What to produce: Print each line of the listing once more, precisely as given.

(Data items)
============

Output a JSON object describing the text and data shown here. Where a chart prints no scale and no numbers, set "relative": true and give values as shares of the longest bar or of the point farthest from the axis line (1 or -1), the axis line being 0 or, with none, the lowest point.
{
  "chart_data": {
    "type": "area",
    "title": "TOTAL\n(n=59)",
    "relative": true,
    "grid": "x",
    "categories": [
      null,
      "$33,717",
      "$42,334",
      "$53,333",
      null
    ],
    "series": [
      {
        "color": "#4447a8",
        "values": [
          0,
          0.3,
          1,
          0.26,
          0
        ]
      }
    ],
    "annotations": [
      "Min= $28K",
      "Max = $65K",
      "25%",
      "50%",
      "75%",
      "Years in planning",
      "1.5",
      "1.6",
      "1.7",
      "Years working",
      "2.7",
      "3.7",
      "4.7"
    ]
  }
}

============

Answer to this problem:
Output a JSON object describing the text and data shown here. Where a chart prints no scale and no numbers, set "relative": true and give values as shares of the longest bar or of the point farthest from the axis line (1 or -1), the axis line being 0 or, with none, the lowest point.
{
  "chart_data": {
    "type": "area",
    "title": "TOTAL\n(n=59)",
    "relative": true,
    "grid": "x",
    "categories": [
      null,
      "$33,717",
      "$42,334",
      "$53,333",
      null
    ],
    "series": [
      {
        "color": "#4447a8",
        "values": [
          0,
          0.3,
          1,
          0.26,
          0
        ]
      }
    ],
    "annotations": [
      "Min= $28K",
      "Max = $65K",
      "25%",
      "50%",
      "75%",
      "Years in planning",
      "1.5",
      "1.6",
      "1.7",
      "Years working",
      "2.7",
      "3.7",
      "4.7"
    ]
  }
}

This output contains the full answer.